◆ **WHAT THE TASK ASKS**:
Copy all the entries below exactly, but not the pictures.

◆ **GIVEN DATA**:
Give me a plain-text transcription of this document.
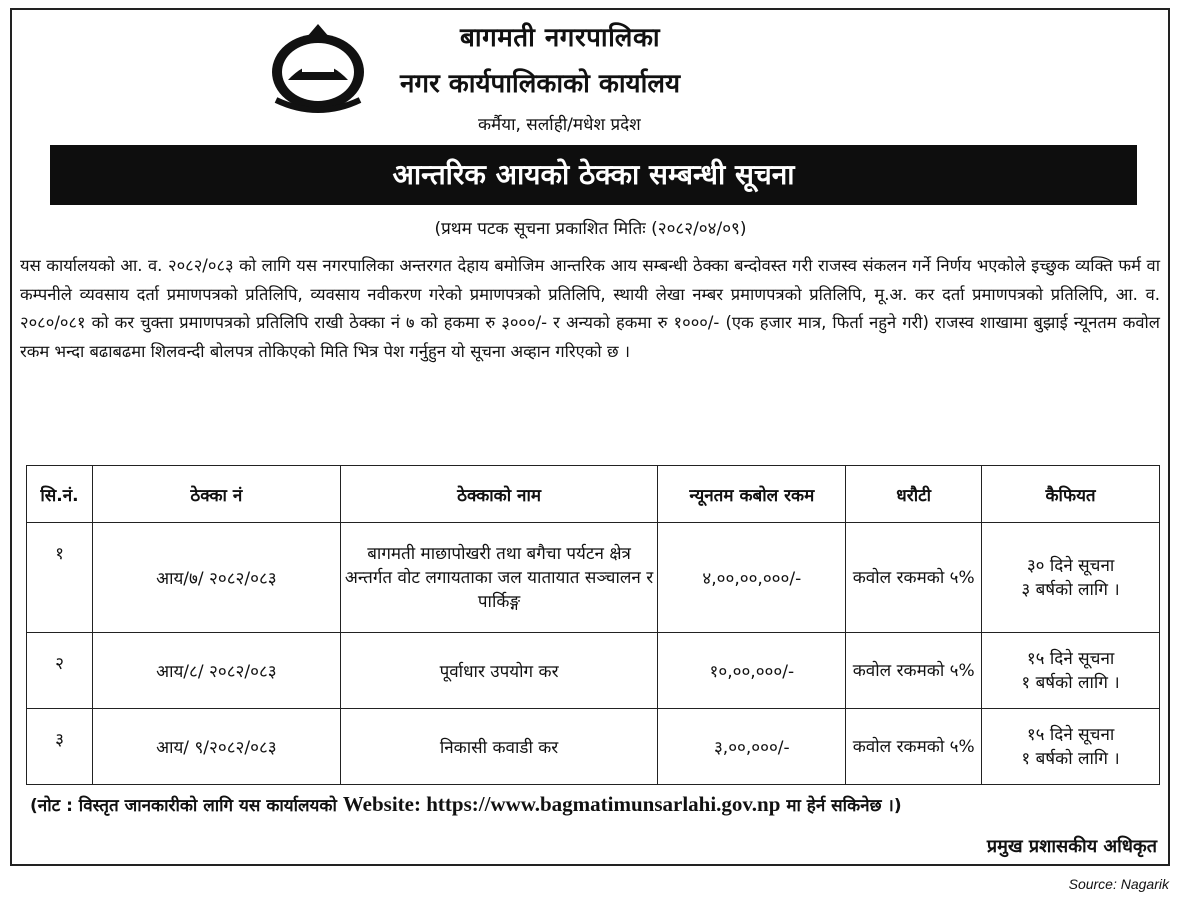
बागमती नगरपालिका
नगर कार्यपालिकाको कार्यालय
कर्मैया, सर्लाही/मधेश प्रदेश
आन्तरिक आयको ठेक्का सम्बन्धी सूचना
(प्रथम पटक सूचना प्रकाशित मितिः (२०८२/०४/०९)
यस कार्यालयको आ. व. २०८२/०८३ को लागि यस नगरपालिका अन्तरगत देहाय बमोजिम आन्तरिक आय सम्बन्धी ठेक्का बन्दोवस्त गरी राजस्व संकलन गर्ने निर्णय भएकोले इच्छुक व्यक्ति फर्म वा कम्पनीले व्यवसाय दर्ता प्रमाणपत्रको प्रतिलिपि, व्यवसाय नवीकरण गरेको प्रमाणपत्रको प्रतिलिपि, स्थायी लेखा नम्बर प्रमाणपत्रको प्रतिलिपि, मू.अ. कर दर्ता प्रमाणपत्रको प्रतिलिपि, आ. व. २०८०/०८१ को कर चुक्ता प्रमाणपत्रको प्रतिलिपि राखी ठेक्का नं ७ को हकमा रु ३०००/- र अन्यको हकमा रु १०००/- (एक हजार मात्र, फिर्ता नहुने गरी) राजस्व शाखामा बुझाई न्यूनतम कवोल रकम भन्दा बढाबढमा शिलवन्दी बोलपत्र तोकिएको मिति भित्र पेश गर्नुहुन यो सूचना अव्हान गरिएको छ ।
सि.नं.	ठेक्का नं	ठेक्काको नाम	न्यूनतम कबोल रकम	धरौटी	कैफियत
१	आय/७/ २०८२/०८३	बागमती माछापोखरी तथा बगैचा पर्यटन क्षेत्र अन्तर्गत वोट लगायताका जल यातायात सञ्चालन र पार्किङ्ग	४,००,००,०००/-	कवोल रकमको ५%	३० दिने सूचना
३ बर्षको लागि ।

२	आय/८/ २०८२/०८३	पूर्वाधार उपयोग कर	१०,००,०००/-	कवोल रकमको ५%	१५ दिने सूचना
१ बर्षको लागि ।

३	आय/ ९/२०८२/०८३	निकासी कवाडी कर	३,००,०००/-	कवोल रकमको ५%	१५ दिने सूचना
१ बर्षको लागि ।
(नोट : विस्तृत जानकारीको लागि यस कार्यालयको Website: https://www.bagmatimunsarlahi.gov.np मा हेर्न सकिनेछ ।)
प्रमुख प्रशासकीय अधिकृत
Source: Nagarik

◆ **RESULT FOR THIS EXERCISE**:
Give me a plain-text transcription of this document.
बागमती नगरपालिका
नगर कार्यपालिकाको कार्यालय
कर्मैया, सर्लाही/मधेश प्रदेश
आन्तरिक आयको ठेक्का सम्बन्धी सूचना
(प्रथम पटक सूचना प्रकाशित मितिः (२०८२/०४/०९)
यस कार्यालयको आ. व. २०८२/०८३ को लागि यस नगरपालिका अन्तरगत देहाय बमोजिम आन्तरिक आय सम्बन्धी ठेक्का बन्दोवस्त गरी राजस्व संकलन गर्ने निर्णय भएकोले इच्छुक व्यक्ति फर्म वा कम्पनीले व्यवसाय दर्ता प्रमाणपत्रको प्रतिलिपि, व्यवसाय नवीकरण गरेको प्रमाणपत्रको प्रतिलिपि, स्थायी लेखा नम्बर प्रमाणपत्रको प्रतिलिपि, मू.अ. कर दर्ता प्रमाणपत्रको प्रतिलिपि, आ. व. २०८०/०८१ को कर चुक्ता प्रमाणपत्रको प्रतिलिपि राखी ठेक्का नं ७ को हकमा रु ३०००/- र अन्यको हकमा रु १०००/- (एक हजार मात्र, फिर्ता नहुने गरी) राजस्व शाखामा बुझाई न्यूनतम कवोल रकम भन्दा बढाबढमा शिलवन्दी बोलपत्र तोकिएको मिति भित्र पेश गर्नुहुन यो सूचना अव्हान गरिएको छ ।
सि.नं.	ठेक्का नं	ठेक्काको नाम	न्यूनतम कबोल रकम	धरौटी	कैफियत
१	आय/७/ २०८२/०८३	बागमती माछापोखरी तथा बगैचा पर्यटन क्षेत्र अन्तर्गत वोट लगायताका जल यातायात सञ्चालन र पार्किङ्ग	४,००,००,०००/-	कवोल रकमको ५%	३० दिने सूचना
३ बर्षको लागि ।

२	आय/८/ २०८२/०८३	पूर्वाधार उपयोग कर	१०,००,०००/-	कवोल रकमको ५%	१५ दिने सूचना
१ बर्षको लागि ।

३	आय/ ९/२०८२/०८३	निकासी कवाडी कर	३,००,०००/-	कवोल रकमको ५%	१५ दिने सूचना
१ बर्षको लागि ।
(नोट : विस्तृत जानकारीको लागि यस कार्यालयको Website: https://www.bagmatimunsarlahi.gov.np मा हेर्न सकिनेछ ।)
प्रमुख प्रशासकीय अधिकृत
Source: Nagarik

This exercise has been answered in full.